[Data entries]
——————

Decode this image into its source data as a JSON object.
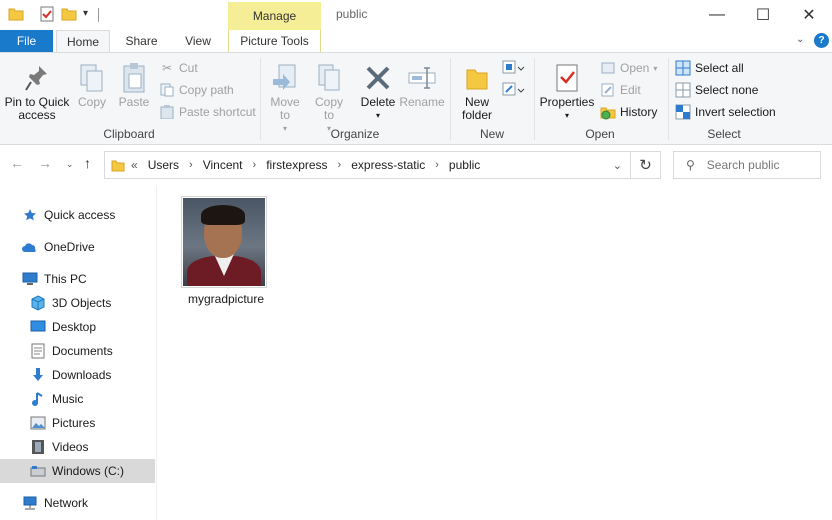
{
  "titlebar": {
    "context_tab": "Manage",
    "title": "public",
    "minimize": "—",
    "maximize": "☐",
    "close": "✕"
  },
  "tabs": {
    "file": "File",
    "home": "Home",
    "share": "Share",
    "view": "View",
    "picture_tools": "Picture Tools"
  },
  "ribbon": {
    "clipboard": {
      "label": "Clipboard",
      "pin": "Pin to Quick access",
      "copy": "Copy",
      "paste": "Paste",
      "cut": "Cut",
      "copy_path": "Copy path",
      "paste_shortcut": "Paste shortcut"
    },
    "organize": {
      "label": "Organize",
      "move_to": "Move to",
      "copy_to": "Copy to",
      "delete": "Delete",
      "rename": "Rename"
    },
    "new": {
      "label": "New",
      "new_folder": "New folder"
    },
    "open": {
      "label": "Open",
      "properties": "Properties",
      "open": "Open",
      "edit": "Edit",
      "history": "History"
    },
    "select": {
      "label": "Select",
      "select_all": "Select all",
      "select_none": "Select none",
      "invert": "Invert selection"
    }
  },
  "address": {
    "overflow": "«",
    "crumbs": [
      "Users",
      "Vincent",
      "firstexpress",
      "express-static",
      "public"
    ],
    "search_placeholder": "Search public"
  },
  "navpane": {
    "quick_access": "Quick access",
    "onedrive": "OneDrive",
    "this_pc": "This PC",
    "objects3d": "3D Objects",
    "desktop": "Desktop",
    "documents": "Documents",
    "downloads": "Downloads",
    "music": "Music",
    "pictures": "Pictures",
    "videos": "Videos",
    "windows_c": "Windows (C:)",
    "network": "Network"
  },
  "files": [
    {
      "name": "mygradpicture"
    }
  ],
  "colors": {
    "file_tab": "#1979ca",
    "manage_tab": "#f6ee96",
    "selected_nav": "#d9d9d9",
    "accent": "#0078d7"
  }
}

——————

Leave the images out and output the remaining material exactly as it stands.

--- Solution for this problem ---
Decode this image into its source data as a JSON object.
{
  "titlebar": {
    "context_tab": "Manage",
    "title": "public",
    "minimize": "—",
    "maximize": "☐",
    "close": "✕"
  },
  "tabs": {
    "file": "File",
    "home": "Home",
    "share": "Share",
    "view": "View",
    "picture_tools": "Picture Tools"
  },
  "ribbon": {
    "clipboard": {
      "label": "Clipboard",
      "pin": "Pin to Quick access",
      "copy": "Copy",
      "paste": "Paste",
      "cut": "Cut",
      "copy_path": "Copy path",
      "paste_shortcut": "Paste shortcut"
    },
    "organize": {
      "label": "Organize",
      "move_to": "Move to",
      "copy_to": "Copy to",
      "delete": "Delete",
      "rename": "Rename"
    },
    "new": {
      "label": "New",
      "new_folder": "New folder"
    },
    "open": {
      "label": "Open",
      "properties": "Properties",
      "open": "Open",
      "edit": "Edit",
      "history": "History"
    },
    "select": {
      "label": "Select",
      "select_all": "Select all",
      "select_none": "Select none",
      "invert": "Invert selection"
    }
  },
  "address": {
    "overflow": "«",
    "crumbs": [
      "Users",
      "Vincent",
      "firstexpress",
      "express-static",
      "public"
    ],
    "search_placeholder": "Search public"
  },
  "navpane": {
    "quick_access": "Quick access",
    "onedrive": "OneDrive",
    "this_pc": "This PC",
    "objects3d": "3D Objects",
    "desktop": "Desktop",
    "documents": "Documents",
    "downloads": "Downloads",
    "music": "Music",
    "pictures": "Pictures",
    "videos": "Videos",
    "windows_c": "Windows (C:)",
    "network": "Network"
  },
  "files": [
    {
      "name": "mygradpicture"
    }
  ],
  "colors": {
    "file_tab": "#1979ca",
    "manage_tab": "#f6ee96",
    "selected_nav": "#d9d9d9",
    "accent": "#0078d7"
  }
}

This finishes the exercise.